- _Passage provided_
I can see, that this new behaviour still requires the traditional restart method and we can avoid lots of upcoming issues by allowing that
I would even suggest to restore the default, but add the restart child+parents as additional option in the webui because it is a) non-destructive, b) arguably what a user expects when clicking restart this job and c) probably (and arguably) used more often than restart child+parent. Also because some of the new feature requests are things, that were possible before.

So, the new feature of restarting a child+parent is definitely good and adds possibilities to openQA, but I'm wondering if the Beijing colleagues would like to keep this as default behaviour? Perhaps we should consider this as additional but not default feature in openQA? What do you think?

#5 Updated by mkittler over 1 year ago

Once a child is restarted, the full dependency tree is gone. Which means you always end up in individual subtrees, where a bunch of jobs are successful, while other jobs are not visible any more. This makes openQA reviews a major inconvenience and people will complain about this very soon. This also increases the risk of losing test coverage, as it's siblings will not be displayed any more

I've created #69976 for that.

- _Set task_
Can you extract the whole openQA job restart discussion word for word? These items come from a different source.

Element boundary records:

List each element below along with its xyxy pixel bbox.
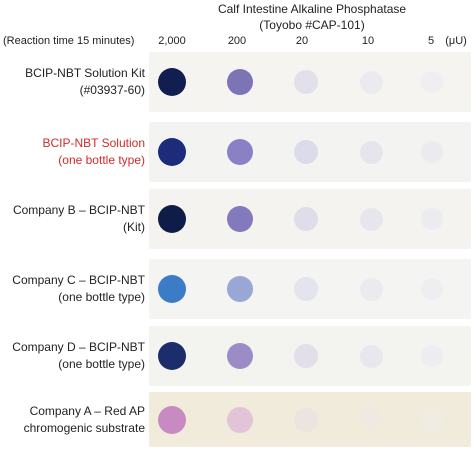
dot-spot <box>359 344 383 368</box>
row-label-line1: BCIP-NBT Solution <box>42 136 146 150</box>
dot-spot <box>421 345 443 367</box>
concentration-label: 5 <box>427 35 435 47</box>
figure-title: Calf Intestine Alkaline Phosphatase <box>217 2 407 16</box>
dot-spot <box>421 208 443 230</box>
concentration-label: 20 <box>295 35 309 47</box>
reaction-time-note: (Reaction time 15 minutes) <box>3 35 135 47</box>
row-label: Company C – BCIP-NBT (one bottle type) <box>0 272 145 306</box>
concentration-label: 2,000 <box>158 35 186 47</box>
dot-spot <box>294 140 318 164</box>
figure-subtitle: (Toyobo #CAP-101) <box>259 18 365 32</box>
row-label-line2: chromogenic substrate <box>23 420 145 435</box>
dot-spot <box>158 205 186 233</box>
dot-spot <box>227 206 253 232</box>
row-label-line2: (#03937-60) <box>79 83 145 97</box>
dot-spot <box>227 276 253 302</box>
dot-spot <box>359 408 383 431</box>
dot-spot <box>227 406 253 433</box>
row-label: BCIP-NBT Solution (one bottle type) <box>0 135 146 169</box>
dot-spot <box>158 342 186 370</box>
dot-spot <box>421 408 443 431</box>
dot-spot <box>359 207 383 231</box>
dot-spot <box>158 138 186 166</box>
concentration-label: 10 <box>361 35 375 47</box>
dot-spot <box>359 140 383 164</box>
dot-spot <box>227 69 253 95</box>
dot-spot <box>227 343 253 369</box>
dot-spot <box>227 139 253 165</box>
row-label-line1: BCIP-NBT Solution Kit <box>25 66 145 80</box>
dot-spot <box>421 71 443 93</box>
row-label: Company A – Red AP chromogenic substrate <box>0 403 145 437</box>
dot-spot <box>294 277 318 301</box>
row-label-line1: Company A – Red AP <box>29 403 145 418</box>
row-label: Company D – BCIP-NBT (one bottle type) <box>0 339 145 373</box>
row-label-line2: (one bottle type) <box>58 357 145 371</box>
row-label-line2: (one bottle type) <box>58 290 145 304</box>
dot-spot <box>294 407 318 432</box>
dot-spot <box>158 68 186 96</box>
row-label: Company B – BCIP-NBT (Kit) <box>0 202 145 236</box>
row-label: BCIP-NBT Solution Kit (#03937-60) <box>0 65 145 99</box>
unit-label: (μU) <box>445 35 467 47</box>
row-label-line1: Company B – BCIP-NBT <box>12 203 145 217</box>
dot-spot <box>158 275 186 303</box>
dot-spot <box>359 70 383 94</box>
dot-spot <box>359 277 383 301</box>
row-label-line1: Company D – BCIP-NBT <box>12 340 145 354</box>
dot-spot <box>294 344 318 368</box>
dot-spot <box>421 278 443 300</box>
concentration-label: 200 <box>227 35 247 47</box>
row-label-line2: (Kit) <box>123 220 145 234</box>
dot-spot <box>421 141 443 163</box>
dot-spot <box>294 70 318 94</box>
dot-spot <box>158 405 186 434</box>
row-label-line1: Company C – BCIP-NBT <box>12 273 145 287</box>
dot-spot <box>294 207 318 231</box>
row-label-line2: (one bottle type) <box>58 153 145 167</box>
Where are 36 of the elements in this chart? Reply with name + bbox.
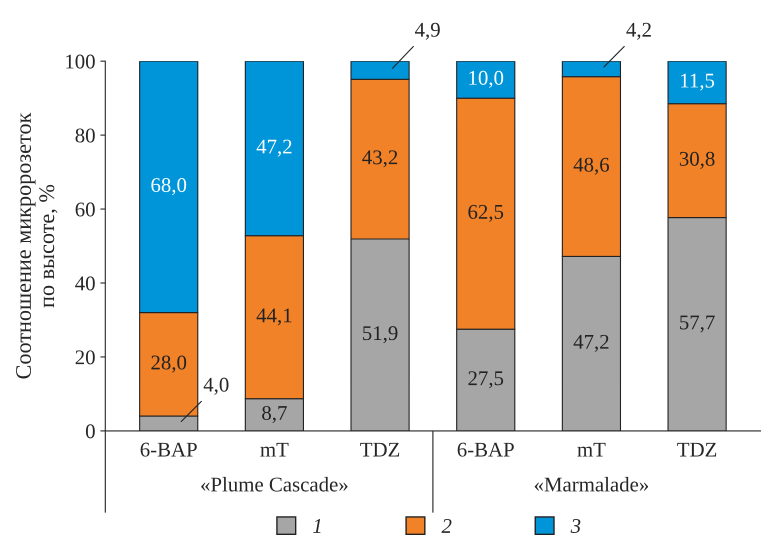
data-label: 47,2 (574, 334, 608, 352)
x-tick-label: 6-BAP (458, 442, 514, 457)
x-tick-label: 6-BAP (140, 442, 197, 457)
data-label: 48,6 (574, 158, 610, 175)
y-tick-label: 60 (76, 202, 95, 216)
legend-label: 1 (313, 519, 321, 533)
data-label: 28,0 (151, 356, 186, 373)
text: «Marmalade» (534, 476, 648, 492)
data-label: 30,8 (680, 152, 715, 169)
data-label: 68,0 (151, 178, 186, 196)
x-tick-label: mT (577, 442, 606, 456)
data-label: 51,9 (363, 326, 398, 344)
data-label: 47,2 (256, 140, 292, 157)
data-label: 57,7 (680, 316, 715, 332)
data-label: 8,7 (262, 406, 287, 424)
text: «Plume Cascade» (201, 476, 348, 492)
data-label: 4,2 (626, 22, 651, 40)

- _Solution to this task_
I can see, that this new behaviour still requires the traditional restart method and we can avoid lots of upcoming issues by allowing that
I would even suggest to restore the default, but add the restart child+parents as additional option in the webui because it is a) non-destructive, b) arguably what a user expects when clicking restart this job and c) probably (and arguably) used more often than restart child+parent. Also because some of the new feature requests are things, that were possible before.

So, the new feature of restarting a child+parent is definitely good and adds possibilities to openQA, but I'm wondering if the Beijing colleagues would like to keep this as default behaviour? Perhaps we should consider this as additional but not default feature in openQA? What do you think?

#5 Updated by mkittler over 1 year ago

Once a child is restarted, the full dependency tree is gone. Which means you always end up in individual subtrees, where a bunch of jobs are successful, while other jobs are not visible any more. This makes openQA reviews a major inconvenience and people will complain about this very soon. This also increases the risk of losing test coverage, as it's siblings will not be displayed any more

I've created #69976 for that.